Exercise objective
Repeat, without any change, the entries presented below.

Records excerpted from a collection
________

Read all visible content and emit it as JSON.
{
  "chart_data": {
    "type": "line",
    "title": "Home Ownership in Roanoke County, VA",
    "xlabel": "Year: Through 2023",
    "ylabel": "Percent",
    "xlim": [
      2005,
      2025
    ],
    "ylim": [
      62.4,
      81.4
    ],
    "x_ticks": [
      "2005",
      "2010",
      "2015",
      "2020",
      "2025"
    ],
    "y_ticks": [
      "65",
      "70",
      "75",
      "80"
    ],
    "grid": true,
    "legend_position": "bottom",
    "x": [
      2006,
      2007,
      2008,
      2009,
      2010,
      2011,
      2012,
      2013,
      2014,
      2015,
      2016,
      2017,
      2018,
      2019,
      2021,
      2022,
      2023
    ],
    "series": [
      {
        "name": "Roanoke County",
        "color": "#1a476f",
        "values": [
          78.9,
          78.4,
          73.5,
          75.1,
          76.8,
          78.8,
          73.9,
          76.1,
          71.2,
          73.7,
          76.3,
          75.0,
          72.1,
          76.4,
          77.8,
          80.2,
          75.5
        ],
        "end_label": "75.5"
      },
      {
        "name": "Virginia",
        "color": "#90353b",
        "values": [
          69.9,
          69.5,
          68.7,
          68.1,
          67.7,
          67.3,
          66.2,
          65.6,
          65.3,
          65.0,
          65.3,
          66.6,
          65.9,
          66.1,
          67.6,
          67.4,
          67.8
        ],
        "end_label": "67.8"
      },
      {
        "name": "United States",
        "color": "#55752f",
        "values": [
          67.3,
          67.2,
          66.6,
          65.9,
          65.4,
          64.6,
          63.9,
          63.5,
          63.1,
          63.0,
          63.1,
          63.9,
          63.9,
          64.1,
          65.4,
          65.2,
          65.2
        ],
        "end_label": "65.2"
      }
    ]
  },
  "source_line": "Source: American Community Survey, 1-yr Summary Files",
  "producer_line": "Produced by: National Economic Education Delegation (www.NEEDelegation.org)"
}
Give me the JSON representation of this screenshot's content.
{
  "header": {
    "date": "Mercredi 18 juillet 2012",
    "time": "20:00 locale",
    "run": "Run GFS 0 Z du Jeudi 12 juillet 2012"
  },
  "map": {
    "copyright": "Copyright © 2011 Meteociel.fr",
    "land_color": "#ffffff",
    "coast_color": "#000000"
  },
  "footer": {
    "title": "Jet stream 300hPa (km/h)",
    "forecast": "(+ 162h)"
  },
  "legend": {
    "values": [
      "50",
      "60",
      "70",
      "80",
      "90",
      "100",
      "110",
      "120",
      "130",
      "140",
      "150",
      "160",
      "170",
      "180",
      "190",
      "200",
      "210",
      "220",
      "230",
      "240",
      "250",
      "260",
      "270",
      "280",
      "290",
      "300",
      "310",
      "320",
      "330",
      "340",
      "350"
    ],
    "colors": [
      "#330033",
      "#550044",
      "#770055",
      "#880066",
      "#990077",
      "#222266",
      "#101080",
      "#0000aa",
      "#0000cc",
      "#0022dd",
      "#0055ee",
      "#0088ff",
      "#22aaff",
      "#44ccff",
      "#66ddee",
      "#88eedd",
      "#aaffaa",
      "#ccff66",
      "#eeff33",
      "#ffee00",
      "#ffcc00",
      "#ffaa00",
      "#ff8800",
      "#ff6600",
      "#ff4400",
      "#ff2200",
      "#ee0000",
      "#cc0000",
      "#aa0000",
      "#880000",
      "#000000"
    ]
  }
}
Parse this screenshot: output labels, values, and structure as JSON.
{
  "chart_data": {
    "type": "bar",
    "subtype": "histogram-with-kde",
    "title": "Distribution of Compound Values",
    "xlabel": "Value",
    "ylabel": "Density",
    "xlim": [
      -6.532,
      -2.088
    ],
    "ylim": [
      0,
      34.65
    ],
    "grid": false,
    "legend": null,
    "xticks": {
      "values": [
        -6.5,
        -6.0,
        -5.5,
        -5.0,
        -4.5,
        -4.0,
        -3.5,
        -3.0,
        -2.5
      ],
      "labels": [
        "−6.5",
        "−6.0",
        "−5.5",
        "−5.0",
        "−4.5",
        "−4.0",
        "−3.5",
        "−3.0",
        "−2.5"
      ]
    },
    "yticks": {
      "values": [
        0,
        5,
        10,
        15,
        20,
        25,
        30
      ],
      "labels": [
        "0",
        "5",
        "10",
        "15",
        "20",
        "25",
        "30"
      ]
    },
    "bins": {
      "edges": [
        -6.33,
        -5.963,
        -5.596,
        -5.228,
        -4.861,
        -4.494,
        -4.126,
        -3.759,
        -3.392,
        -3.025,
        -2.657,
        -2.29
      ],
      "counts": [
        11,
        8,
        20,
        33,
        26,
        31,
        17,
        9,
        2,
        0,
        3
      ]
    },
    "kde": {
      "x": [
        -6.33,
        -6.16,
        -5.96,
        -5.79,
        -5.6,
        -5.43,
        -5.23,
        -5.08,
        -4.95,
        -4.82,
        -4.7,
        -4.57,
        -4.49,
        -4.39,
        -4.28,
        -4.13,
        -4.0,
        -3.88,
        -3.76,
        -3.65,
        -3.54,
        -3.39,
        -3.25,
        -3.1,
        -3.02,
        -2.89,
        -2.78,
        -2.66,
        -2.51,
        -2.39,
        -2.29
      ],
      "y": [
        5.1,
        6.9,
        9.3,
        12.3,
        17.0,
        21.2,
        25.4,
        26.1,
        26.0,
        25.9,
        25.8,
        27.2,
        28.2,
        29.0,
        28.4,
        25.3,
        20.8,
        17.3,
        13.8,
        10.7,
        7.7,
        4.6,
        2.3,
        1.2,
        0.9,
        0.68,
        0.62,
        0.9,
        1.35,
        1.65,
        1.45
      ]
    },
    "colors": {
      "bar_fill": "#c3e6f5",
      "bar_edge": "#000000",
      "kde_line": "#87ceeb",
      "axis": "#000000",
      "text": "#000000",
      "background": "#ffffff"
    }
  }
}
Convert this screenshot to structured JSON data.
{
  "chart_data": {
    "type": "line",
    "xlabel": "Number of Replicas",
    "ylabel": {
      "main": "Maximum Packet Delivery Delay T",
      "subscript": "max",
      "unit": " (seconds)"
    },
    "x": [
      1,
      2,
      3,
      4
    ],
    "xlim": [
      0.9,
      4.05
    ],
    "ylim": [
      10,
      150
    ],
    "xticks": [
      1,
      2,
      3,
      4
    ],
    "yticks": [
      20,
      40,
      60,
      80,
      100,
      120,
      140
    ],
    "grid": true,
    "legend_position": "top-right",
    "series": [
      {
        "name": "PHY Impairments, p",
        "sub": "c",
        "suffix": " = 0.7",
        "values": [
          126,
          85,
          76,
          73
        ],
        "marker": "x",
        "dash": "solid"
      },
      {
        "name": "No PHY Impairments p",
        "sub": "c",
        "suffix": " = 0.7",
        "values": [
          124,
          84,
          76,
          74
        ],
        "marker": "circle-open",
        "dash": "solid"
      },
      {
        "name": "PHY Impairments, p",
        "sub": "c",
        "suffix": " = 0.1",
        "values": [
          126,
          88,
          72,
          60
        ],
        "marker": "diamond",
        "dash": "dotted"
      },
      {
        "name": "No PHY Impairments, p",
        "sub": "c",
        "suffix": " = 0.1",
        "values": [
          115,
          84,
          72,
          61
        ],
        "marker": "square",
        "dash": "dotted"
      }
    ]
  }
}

________

Expected output
Read all visible content and emit it as JSON.
{
  "chart_data": {
    "type": "line",
    "title": "Home Ownership in Roanoke County, VA",
    "xlabel": "Year: Through 2023",
    "ylabel": "Percent",
    "xlim": [
      2005,
      2025
    ],
    "ylim": [
      62.4,
      81.4
    ],
    "x_ticks": [
      "2005",
      "2010",
      "2015",
      "2020",
      "2025"
    ],
    "y_ticks": [
      "65",
      "70",
      "75",
      "80"
    ],
    "grid": true,
    "legend_position": "bottom",
    "x": [
      2006,
      2007,
      2008,
      2009,
      2010,
      2011,
      2012,
      2013,
      2014,
      2015,
      2016,
      2017,
      2018,
      2019,
      2021,
      2022,
      2023
    ],
    "series": [
      {
        "name": "Roanoke County",
        "color": "#1a476f",
        "values": [
          78.9,
          78.4,
          73.5,
          75.1,
          76.8,
          78.8,
          73.9,
          76.1,
          71.2,
          73.7,
          76.3,
          75.0,
          72.1,
          76.4,
          77.8,
          80.2,
          75.5
        ],
        "end_label": "75.5"
      },
      {
        "name": "Virginia",
        "color": "#90353b",
        "values": [
          69.9,
          69.5,
          68.7,
          68.1,
          67.7,
          67.3,
          66.2,
          65.6,
          65.3,
          65.0,
          65.3,
          66.6,
          65.9,
          66.1,
          67.6,
          67.4,
          67.8
        ],
        "end_label": "67.8"
      },
      {
        "name": "United States",
        "color": "#55752f",
        "values": [
          67.3,
          67.2,
          66.6,
          65.9,
          65.4,
          64.6,
          63.9,
          63.5,
          63.1,
          63.0,
          63.1,
          63.9,
          63.9,
          64.1,
          65.4,
          65.2,
          65.2
        ],
        "end_label": "65.2"
      }
    ]
  },
  "source_line": "Source: American Community Survey, 1-yr Summary Files",
  "producer_line": "Produced by: National Economic Education Delegation (www.NEEDelegation.org)"
}
Give me the JSON representation of this screenshot's content.
{
  "header": {
    "date": "Mercredi 18 juillet 2012",
    "time": "20:00 locale",
    "run": "Run GFS 0 Z du Jeudi 12 juillet 2012"
  },
  "map": {
    "copyright": "Copyright © 2011 Meteociel.fr",
    "land_color": "#ffffff",
    "coast_color": "#000000"
  },
  "footer": {
    "title": "Jet stream 300hPa (km/h)",
    "forecast": "(+ 162h)"
  },
  "legend": {
    "values": [
      "50",
      "60",
      "70",
      "80",
      "90",
      "100",
      "110",
      "120",
      "130",
      "140",
      "150",
      "160",
      "170",
      "180",
      "190",
      "200",
      "210",
      "220",
      "230",
      "240",
      "250",
      "260",
      "270",
      "280",
      "290",
      "300",
      "310",
      "320",
      "330",
      "340",
      "350"
    ],
    "colors": [
      "#330033",
      "#550044",
      "#770055",
      "#880066",
      "#990077",
      "#222266",
      "#101080",
      "#0000aa",
      "#0000cc",
      "#0022dd",
      "#0055ee",
      "#0088ff",
      "#22aaff",
      "#44ccff",
      "#66ddee",
      "#88eedd",
      "#aaffaa",
      "#ccff66",
      "#eeff33",
      "#ffee00",
      "#ffcc00",
      "#ffaa00",
      "#ff8800",
      "#ff6600",
      "#ff4400",
      "#ff2200",
      "#ee0000",
      "#cc0000",
      "#aa0000",
      "#880000",
      "#000000"
    ]
  }
}
Parse this screenshot: output labels, values, and structure as JSON.
{
  "chart_data": {
    "type": "bar",
    "subtype": "histogram-with-kde",
    "title": "Distribution of Compound Values",
    "xlabel": "Value",
    "ylabel": "Density",
    "xlim": [
      -6.532,
      -2.088
    ],
    "ylim": [
      0,
      34.65
    ],
    "grid": false,
    "legend": null,
    "xticks": {
      "values": [
        -6.5,
        -6.0,
        -5.5,
        -5.0,
        -4.5,
        -4.0,
        -3.5,
        -3.0,
        -2.5
      ],
      "labels": [
        "−6.5",
        "−6.0",
        "−5.5",
        "−5.0",
        "−4.5",
        "−4.0",
        "−3.5",
        "−3.0",
        "−2.5"
      ]
    },
    "yticks": {
      "values": [
        0,
        5,
        10,
        15,
        20,
        25,
        30
      ],
      "labels": [
        "0",
        "5",
        "10",
        "15",
        "20",
        "25",
        "30"
      ]
    },
    "bins": {
      "edges": [
        -6.33,
        -5.963,
        -5.596,
        -5.228,
        -4.861,
        -4.494,
        -4.126,
        -3.759,
        -3.392,
        -3.025,
        -2.657,
        -2.29
      ],
      "counts": [
        11,
        8,
        20,
        33,
        26,
        31,
        17,
        9,
        2,
        0,
        3
      ]
    },
    "kde": {
      "x": [
        -6.33,
        -6.16,
        -5.96,
        -5.79,
        -5.6,
        -5.43,
        -5.23,
        -5.08,
        -4.95,
        -4.82,
        -4.7,
        -4.57,
        -4.49,
        -4.39,
        -4.28,
        -4.13,
        -4.0,
        -3.88,
        -3.76,
        -3.65,
        -3.54,
        -3.39,
        -3.25,
        -3.1,
        -3.02,
        -2.89,
        -2.78,
        -2.66,
        -2.51,
        -2.39,
        -2.29
      ],
      "y": [
        5.1,
        6.9,
        9.3,
        12.3,
        17.0,
        21.2,
        25.4,
        26.1,
        26.0,
        25.9,
        25.8,
        27.2,
        28.2,
        29.0,
        28.4,
        25.3,
        20.8,
        17.3,
        13.8,
        10.7,
        7.7,
        4.6,
        2.3,
        1.2,
        0.9,
        0.68,
        0.62,
        0.9,
        1.35,
        1.65,
        1.45
      ]
    },
    "colors": {
      "bar_fill": "#c3e6f5",
      "bar_edge": "#000000",
      "kde_line": "#87ceeb",
      "axis": "#000000",
      "text": "#000000",
      "background": "#ffffff"
    }
  }
}
Convert this screenshot to structured JSON data.
{
  "chart_data": {
    "type": "line",
    "xlabel": "Number of Replicas",
    "ylabel": {
      "main": "Maximum Packet Delivery Delay T",
      "subscript": "max",
      "unit": " (seconds)"
    },
    "x": [
      1,
      2,
      3,
      4
    ],
    "xlim": [
      0.9,
      4.05
    ],
    "ylim": [
      10,
      150
    ],
    "xticks": [
      1,
      2,
      3,
      4
    ],
    "yticks": [
      20,
      40,
      60,
      80,
      100,
      120,
      140
    ],
    "grid": true,
    "legend_position": "top-right",
    "series": [
      {
        "name": "PHY Impairments, p",
        "sub": "c",
        "suffix": " = 0.7",
        "values": [
          126,
          85,
          76,
          73
        ],
        "marker": "x",
        "dash": "solid"
      },
      {
        "name": "No PHY Impairments p",
        "sub": "c",
        "suffix": " = 0.7",
        "values": [
          124,
          84,
          76,
          74
        ],
        "marker": "circle-open",
        "dash": "solid"
      },
      {
        "name": "PHY Impairments, p",
        "sub": "c",
        "suffix": " = 0.1",
        "values": [
          126,
          88,
          72,
          60
        ],
        "marker": "diamond",
        "dash": "dotted"
      },
      {
        "name": "No PHY Impairments, p",
        "sub": "c",
        "suffix": " = 0.1",
        "values": [
          115,
          84,
          72,
          61
        ],
        "marker": "square",
        "dash": "dotted"
      }
    ]
  }
}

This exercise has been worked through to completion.